[start of RECORD EXCERPTS]
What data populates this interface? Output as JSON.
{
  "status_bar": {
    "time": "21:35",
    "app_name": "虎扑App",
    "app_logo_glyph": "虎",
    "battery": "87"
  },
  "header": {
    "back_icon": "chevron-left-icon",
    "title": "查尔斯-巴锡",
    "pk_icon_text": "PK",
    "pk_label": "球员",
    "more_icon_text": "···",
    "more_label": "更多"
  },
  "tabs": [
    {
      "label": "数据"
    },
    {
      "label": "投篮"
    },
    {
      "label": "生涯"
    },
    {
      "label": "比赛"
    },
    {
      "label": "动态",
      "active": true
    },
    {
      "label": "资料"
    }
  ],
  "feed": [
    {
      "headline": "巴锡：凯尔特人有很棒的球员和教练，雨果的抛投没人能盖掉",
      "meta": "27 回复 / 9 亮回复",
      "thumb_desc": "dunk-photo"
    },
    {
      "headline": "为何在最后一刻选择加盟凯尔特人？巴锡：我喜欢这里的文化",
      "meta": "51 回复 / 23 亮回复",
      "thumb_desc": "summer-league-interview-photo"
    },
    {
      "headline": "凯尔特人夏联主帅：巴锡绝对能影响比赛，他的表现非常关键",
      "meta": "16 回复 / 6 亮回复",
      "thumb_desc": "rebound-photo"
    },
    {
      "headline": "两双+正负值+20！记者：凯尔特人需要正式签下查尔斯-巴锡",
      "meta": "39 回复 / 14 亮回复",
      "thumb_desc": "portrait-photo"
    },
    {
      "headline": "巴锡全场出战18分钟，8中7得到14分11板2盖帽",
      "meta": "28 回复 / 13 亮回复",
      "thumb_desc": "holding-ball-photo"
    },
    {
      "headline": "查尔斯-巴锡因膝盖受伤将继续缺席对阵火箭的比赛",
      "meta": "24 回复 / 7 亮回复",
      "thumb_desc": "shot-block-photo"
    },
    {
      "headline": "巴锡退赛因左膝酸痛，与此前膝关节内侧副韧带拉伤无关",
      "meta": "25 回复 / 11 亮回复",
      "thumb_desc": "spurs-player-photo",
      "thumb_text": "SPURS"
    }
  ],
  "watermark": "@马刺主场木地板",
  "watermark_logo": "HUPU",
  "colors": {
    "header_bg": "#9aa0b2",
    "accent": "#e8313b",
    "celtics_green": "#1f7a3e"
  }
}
[end of RECORD EXCERPTS]
SET EXERCISE:
Please restate the records in full, word for word.

FINAL ANSWER:
What data populates this interface? Output as JSON.
{
  "status_bar": {
    "time": "21:35",
    "app_name": "虎扑App",
    "app_logo_glyph": "虎",
    "battery": "87"
  },
  "header": {
    "back_icon": "chevron-left-icon",
    "title": "查尔斯-巴锡",
    "pk_icon_text": "PK",
    "pk_label": "球员",
    "more_icon_text": "···",
    "more_label": "更多"
  },
  "tabs": [
    {
      "label": "数据"
    },
    {
      "label": "投篮"
    },
    {
      "label": "生涯"
    },
    {
      "label": "比赛"
    },
    {
      "label": "动态",
      "active": true
    },
    {
      "label": "资料"
    }
  ],
  "feed": [
    {
      "headline": "巴锡：凯尔特人有很棒的球员和教练，雨果的抛投没人能盖掉",
      "meta": "27 回复 / 9 亮回复",
      "thumb_desc": "dunk-photo"
    },
    {
      "headline": "为何在最后一刻选择加盟凯尔特人？巴锡：我喜欢这里的文化",
      "meta": "51 回复 / 23 亮回复",
      "thumb_desc": "summer-league-interview-photo"
    },
    {
      "headline": "凯尔特人夏联主帅：巴锡绝对能影响比赛，他的表现非常关键",
      "meta": "16 回复 / 6 亮回复",
      "thumb_desc": "rebound-photo"
    },
    {
      "headline": "两双+正负值+20！记者：凯尔特人需要正式签下查尔斯-巴锡",
      "meta": "39 回复 / 14 亮回复",
      "thumb_desc": "portrait-photo"
    },
    {
      "headline": "巴锡全场出战18分钟，8中7得到14分11板2盖帽",
      "meta": "28 回复 / 13 亮回复",
      "thumb_desc": "holding-ball-photo"
    },
    {
      "headline": "查尔斯-巴锡因膝盖受伤将继续缺席对阵火箭的比赛",
      "meta": "24 回复 / 7 亮回复",
      "thumb_desc": "shot-block-photo"
    },
    {
      "headline": "巴锡退赛因左膝酸痛，与此前膝关节内侧副韧带拉伤无关",
      "meta": "25 回复 / 11 亮回复",
      "thumb_desc": "spurs-player-photo",
      "thumb_text": "SPURS"
    }
  ],
  "watermark": "@马刺主场木地板",
  "watermark_logo": "HUPU",
  "colors": {
    "header_bg": "#9aa0b2",
    "accent": "#e8313b",
    "celtics_green": "#1f7a3e"
  }
}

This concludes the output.